**Task requirements:**
Repeat every entry word for word, but leave the images out of your copy.

Stored data

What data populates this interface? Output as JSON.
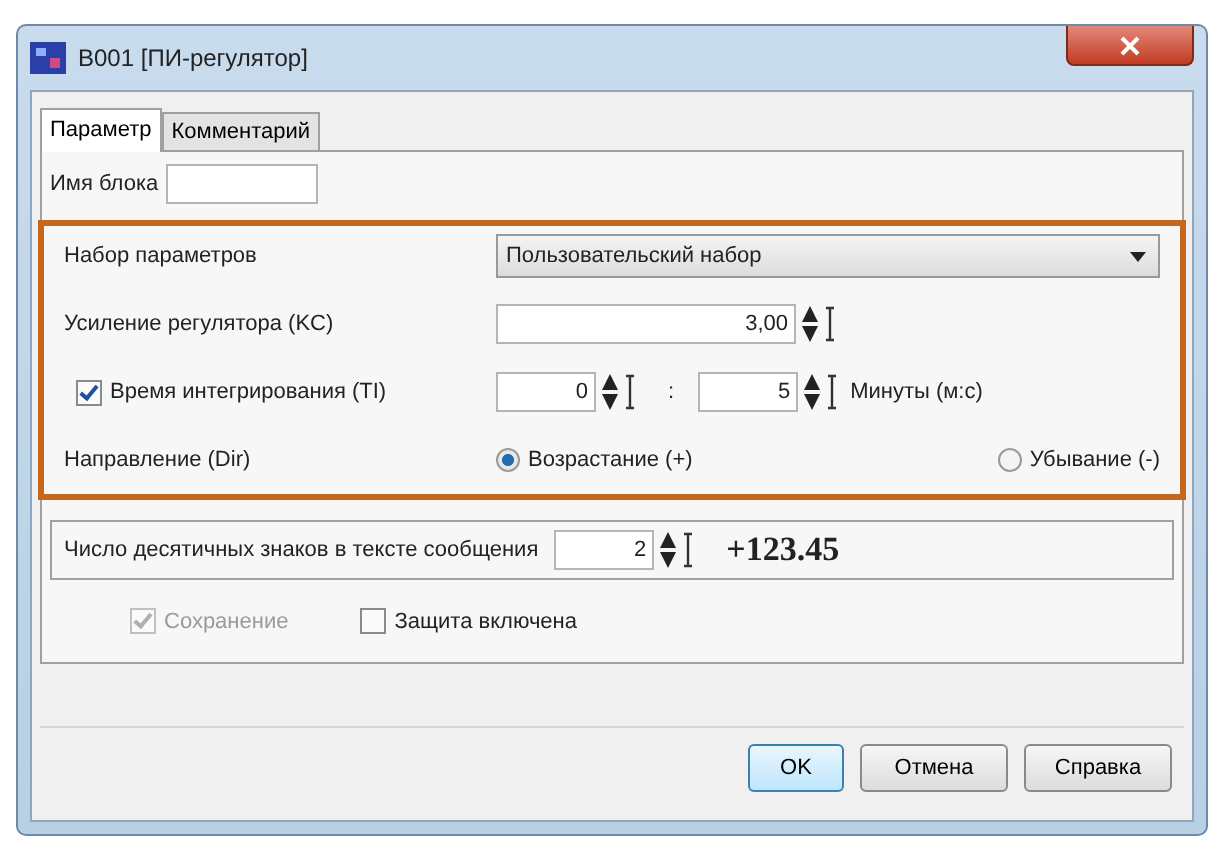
{
  "window": {
    "title": "B001 [ПИ-регулятор]"
  },
  "tabs": [
    {
      "label": "Параметр",
      "selected": true
    },
    {
      "label": "Комментарий",
      "selected": false
    }
  ],
  "block_name": {
    "label": "Имя блока"
  },
  "parameter_set": {
    "label": "Набор параметров",
    "value": "Пользовательский набор"
  },
  "gain": {
    "label": "Усиление регулятора (KC)",
    "value": "3,00"
  },
  "integration": {
    "label": "Время интегрирования (TI)",
    "checked": true,
    "minutes": "0",
    "separator": ":",
    "seconds": "5",
    "unit": "Минуты (м:с)"
  },
  "direction": {
    "label": "Направление (Dir)",
    "options": [
      {
        "label": "Возрастание (+)",
        "selected": true
      },
      {
        "label": "Убывание (-)",
        "selected": false
      }
    ]
  },
  "decimals": {
    "label": "Число десятичных знаков в тексте сообщения",
    "value": "2",
    "preview": "+123.45"
  },
  "options": [
    {
      "label": "Сохранение",
      "checked": true,
      "disabled": true
    },
    {
      "label": "Защита включена",
      "checked": false,
      "disabled": false
    }
  ],
  "buttons": [
    {
      "label": "OK",
      "default": true
    },
    {
      "label": "Отмена",
      "default": false
    },
    {
      "label": "Справка",
      "default": false
    }
  ]
}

**Answer to the task:**
What data populates this interface? Output as JSON.
{
  "window": {
    "title": "B001 [ПИ-регулятор]"
  },
  "tabs": [
    {
      "label": "Параметр",
      "selected": true
    },
    {
      "label": "Комментарий",
      "selected": false
    }
  ],
  "block_name": {
    "label": "Имя блока"
  },
  "parameter_set": {
    "label": "Набор параметров",
    "value": "Пользовательский набор"
  },
  "gain": {
    "label": "Усиление регулятора (KC)",
    "value": "3,00"
  },
  "integration": {
    "label": "Время интегрирования (TI)",
    "checked": true,
    "minutes": "0",
    "separator": ":",
    "seconds": "5",
    "unit": "Минуты (м:с)"
  },
  "direction": {
    "label": "Направление (Dir)",
    "options": [
      {
        "label": "Возрастание (+)",
        "selected": true
      },
      {
        "label": "Убывание (-)",
        "selected": false
      }
    ]
  },
  "decimals": {
    "label": "Число десятичных знаков в тексте сообщения",
    "value": "2",
    "preview": "+123.45"
  },
  "options": [
    {
      "label": "Сохранение",
      "checked": true,
      "disabled": true
    },
    {
      "label": "Защита включена",
      "checked": false,
      "disabled": false
    }
  ],
  "buttons": [
    {
      "label": "OK",
      "default": true
    },
    {
      "label": "Отмена",
      "default": false
    },
    {
      "label": "Справка",
      "default": false
    }
  ]
}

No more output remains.